[Stored data]

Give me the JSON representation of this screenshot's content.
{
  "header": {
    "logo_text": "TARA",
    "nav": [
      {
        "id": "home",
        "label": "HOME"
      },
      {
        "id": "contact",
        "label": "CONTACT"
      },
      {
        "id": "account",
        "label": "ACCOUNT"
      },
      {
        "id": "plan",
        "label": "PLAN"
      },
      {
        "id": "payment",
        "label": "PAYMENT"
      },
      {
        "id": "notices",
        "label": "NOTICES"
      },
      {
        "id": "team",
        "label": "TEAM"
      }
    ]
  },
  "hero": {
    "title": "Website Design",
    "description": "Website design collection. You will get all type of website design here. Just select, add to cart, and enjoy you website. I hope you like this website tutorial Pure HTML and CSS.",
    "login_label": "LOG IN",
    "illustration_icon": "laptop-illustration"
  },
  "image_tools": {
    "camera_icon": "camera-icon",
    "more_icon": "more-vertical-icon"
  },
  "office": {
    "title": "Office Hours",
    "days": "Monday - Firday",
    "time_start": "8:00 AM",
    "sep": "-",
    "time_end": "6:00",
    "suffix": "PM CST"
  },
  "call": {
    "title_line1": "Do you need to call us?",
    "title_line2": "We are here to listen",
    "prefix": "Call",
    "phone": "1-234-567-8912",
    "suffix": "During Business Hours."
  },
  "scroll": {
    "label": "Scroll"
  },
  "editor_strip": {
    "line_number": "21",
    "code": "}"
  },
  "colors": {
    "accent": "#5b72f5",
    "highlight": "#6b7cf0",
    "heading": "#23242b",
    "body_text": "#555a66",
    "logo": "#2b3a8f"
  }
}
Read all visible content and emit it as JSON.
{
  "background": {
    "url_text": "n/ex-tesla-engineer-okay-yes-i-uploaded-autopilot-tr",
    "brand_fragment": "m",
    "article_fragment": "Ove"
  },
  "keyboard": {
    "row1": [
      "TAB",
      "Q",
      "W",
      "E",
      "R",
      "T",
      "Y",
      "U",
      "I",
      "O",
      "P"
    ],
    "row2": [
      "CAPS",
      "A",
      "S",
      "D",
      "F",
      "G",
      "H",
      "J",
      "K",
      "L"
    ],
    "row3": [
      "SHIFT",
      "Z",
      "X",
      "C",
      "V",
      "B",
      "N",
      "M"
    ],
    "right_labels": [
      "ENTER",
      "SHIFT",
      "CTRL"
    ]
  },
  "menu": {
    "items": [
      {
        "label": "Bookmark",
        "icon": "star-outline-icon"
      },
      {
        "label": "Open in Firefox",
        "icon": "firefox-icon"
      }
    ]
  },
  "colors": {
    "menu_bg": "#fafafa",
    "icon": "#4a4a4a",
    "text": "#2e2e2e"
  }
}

### Exercise
Type the whole listing again, unaltered.

### Output for this task
Give me the JSON representation of this screenshot's content.
{
  "header": {
    "logo_text": "TARA",
    "nav": [
      {
        "id": "home",
        "label": "HOME"
      },
      {
        "id": "contact",
        "label": "CONTACT"
      },
      {
        "id": "account",
        "label": "ACCOUNT"
      },
      {
        "id": "plan",
        "label": "PLAN"
      },
      {
        "id": "payment",
        "label": "PAYMENT"
      },
      {
        "id": "notices",
        "label": "NOTICES"
      },
      {
        "id": "team",
        "label": "TEAM"
      }
    ]
  },
  "hero": {
    "title": "Website Design",
    "description": "Website design collection. You will get all type of website design here. Just select, add to cart, and enjoy you website. I hope you like this website tutorial Pure HTML and CSS.",
    "login_label": "LOG IN",
    "illustration_icon": "laptop-illustration"
  },
  "image_tools": {
    "camera_icon": "camera-icon",
    "more_icon": "more-vertical-icon"
  },
  "office": {
    "title": "Office Hours",
    "days": "Monday - Firday",
    "time_start": "8:00 AM",
    "sep": "-",
    "time_end": "6:00",
    "suffix": "PM CST"
  },
  "call": {
    "title_line1": "Do you need to call us?",
    "title_line2": "We are here to listen",
    "prefix": "Call",
    "phone": "1-234-567-8912",
    "suffix": "During Business Hours."
  },
  "scroll": {
    "label": "Scroll"
  },
  "editor_strip": {
    "line_number": "21",
    "code": "}"
  },
  "colors": {
    "accent": "#5b72f5",
    "highlight": "#6b7cf0",
    "heading": "#23242b",
    "body_text": "#555a66",
    "logo": "#2b3a8f"
  }
}
Read all visible content and emit it as JSON.
{
  "background": {
    "url_text": "n/ex-tesla-engineer-okay-yes-i-uploaded-autopilot-tr",
    "brand_fragment": "m",
    "article_fragment": "Ove"
  },
  "keyboard": {
    "row1": [
      "TAB",
      "Q",
      "W",
      "E",
      "R",
      "T",
      "Y",
      "U",
      "I",
      "O",
      "P"
    ],
    "row2": [
      "CAPS",
      "A",
      "S",
      "D",
      "F",
      "G",
      "H",
      "J",
      "K",
      "L"
    ],
    "row3": [
      "SHIFT",
      "Z",
      "X",
      "C",
      "V",
      "B",
      "N",
      "M"
    ],
    "right_labels": [
      "ENTER",
      "SHIFT",
      "CTRL"
    ]
  },
  "menu": {
    "items": [
      {
        "label": "Bookmark",
        "icon": "star-outline-icon"
      },
      {
        "label": "Open in Firefox",
        "icon": "firefox-icon"
      }
    ]
  },
  "colors": {
    "menu_bg": "#fafafa",
    "icon": "#4a4a4a",
    "text": "#2e2e2e"
  }
}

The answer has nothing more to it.